_EXERCISE BRIEF_:
Review the listing and copy each line that holds the word "лекций".

_SUPPLIED INFORMATION_:
*-*-*

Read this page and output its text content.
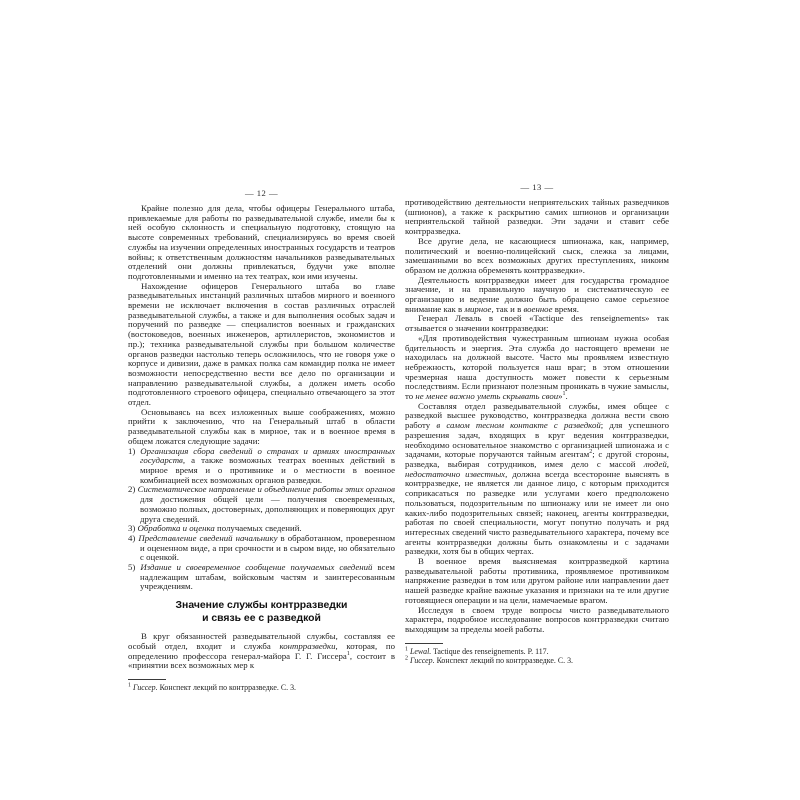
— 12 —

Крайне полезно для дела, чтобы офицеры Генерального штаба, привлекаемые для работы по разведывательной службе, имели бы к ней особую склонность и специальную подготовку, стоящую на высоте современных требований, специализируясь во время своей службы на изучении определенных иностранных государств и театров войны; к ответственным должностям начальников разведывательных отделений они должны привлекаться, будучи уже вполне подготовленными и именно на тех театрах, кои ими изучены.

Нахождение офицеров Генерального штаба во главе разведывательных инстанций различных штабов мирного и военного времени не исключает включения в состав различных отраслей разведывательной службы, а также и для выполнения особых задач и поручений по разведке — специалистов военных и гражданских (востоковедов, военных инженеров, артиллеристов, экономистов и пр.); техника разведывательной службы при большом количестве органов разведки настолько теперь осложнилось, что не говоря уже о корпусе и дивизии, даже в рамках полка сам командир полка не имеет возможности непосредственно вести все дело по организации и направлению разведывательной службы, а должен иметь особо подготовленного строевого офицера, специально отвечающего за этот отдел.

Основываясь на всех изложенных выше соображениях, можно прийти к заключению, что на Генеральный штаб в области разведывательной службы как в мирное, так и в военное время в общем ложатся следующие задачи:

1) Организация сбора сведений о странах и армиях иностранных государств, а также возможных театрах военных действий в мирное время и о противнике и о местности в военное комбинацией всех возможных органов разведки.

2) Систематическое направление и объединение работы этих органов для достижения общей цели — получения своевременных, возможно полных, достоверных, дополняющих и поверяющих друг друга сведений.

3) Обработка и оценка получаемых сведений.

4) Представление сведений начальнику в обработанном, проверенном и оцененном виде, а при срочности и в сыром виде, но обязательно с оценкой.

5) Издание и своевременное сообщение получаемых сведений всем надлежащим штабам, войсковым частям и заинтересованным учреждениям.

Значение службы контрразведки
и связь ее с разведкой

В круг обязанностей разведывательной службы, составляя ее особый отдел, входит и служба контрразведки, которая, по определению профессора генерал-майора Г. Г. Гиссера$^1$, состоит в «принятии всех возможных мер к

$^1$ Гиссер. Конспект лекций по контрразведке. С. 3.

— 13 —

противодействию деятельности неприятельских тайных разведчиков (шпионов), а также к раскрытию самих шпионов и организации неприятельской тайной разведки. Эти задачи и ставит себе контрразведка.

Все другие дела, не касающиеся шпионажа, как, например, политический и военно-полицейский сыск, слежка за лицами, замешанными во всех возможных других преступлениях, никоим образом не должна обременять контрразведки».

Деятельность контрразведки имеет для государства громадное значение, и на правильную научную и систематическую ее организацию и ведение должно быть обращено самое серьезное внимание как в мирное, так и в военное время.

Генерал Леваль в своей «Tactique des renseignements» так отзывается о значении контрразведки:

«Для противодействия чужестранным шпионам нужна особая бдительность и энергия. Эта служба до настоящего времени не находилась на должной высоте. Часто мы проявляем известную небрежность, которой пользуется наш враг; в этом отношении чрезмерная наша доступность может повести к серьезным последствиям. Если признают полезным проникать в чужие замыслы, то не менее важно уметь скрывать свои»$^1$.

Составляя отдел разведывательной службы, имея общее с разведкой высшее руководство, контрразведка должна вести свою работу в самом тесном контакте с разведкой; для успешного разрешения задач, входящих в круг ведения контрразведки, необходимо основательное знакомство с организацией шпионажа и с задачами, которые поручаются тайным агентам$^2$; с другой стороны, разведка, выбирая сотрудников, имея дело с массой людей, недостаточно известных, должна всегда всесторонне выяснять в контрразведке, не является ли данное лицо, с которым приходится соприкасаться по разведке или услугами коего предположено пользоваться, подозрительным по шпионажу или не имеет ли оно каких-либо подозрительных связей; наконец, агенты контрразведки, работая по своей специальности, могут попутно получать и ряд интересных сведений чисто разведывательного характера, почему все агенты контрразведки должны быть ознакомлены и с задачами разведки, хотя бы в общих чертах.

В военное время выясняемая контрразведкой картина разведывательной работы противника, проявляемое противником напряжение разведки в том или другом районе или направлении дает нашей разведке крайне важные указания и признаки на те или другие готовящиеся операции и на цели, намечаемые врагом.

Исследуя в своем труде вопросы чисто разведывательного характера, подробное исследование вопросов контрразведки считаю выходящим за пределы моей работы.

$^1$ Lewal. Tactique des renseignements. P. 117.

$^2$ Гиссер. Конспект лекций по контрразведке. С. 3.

*-*-*

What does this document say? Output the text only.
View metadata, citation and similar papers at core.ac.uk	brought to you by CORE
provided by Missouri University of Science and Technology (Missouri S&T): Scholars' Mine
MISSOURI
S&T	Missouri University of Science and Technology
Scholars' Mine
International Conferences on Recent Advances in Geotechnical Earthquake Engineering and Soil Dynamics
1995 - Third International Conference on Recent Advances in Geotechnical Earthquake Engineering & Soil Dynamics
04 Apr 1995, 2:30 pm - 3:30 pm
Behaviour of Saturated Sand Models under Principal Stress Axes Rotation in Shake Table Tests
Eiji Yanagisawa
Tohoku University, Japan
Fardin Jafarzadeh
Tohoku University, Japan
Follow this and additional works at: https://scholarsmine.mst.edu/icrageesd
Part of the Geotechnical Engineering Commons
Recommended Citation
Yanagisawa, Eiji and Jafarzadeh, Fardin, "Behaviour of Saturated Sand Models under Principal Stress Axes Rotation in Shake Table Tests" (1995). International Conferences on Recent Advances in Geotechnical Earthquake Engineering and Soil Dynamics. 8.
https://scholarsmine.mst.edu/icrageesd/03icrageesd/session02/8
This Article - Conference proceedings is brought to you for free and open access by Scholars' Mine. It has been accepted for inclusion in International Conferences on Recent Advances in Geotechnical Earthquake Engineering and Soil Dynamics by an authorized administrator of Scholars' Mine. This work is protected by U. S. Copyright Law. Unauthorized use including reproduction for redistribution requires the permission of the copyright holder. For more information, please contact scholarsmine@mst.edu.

*-*-*

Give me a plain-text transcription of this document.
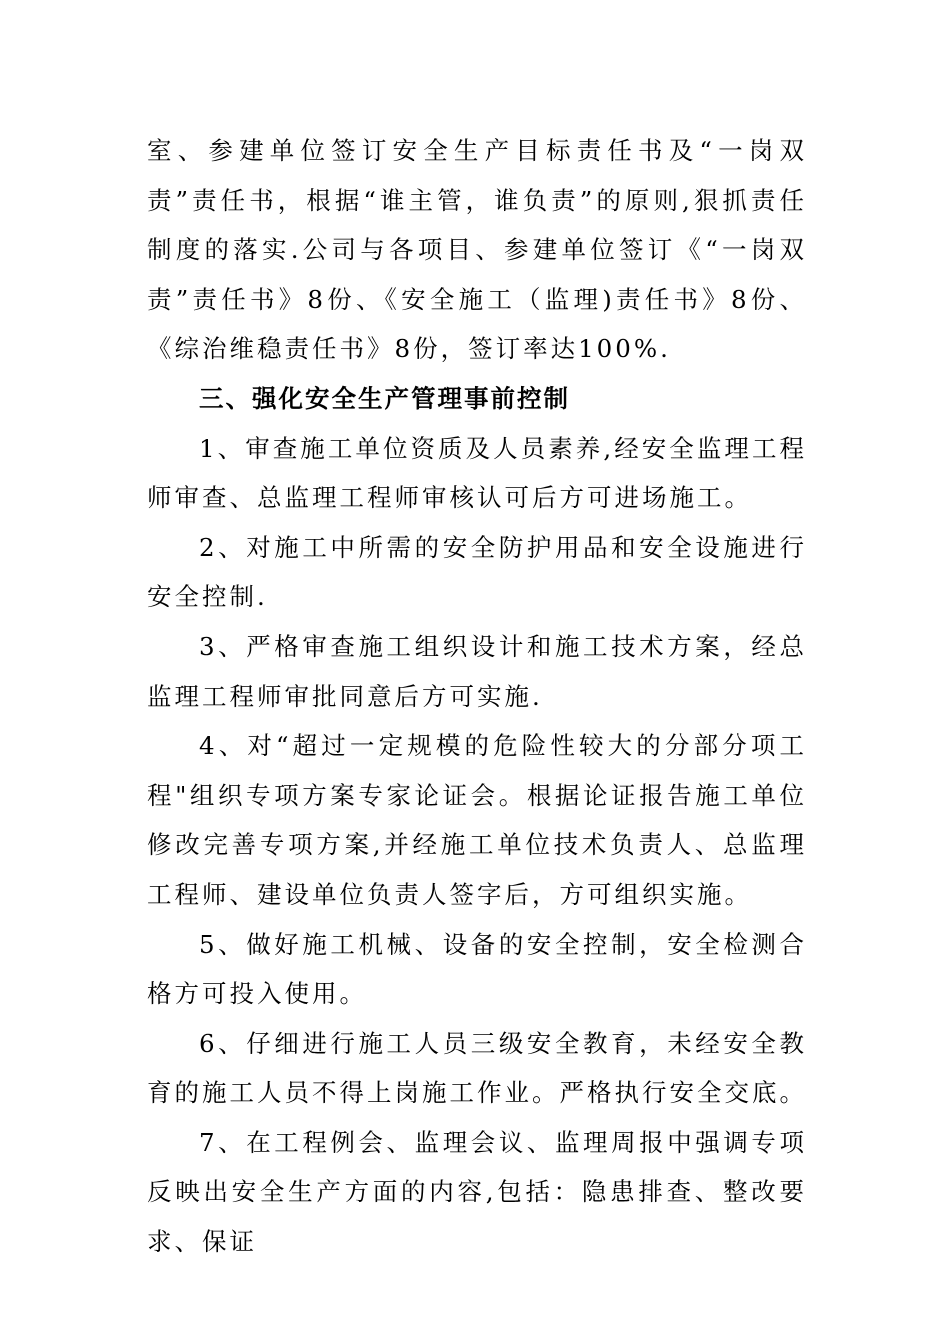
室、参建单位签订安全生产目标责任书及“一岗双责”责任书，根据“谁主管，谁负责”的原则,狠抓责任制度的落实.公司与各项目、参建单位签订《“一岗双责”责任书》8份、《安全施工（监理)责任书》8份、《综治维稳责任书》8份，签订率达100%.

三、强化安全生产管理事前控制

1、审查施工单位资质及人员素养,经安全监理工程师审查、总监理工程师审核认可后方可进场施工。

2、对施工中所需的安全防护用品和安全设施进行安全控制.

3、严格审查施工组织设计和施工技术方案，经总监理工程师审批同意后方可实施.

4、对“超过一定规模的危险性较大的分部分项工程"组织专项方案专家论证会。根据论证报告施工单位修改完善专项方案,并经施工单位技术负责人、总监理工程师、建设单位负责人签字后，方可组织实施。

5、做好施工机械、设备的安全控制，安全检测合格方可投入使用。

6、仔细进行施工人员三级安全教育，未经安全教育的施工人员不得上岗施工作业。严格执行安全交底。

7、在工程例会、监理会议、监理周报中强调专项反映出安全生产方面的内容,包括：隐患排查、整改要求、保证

*-*-*

_ANSWER TO THIS PROBLEM_:
$^1$ Гиссер. Конспект лекций по контрразведке. С. 3.
$^2$ Гиссер. Конспект лекций по контрразведке. С. 3.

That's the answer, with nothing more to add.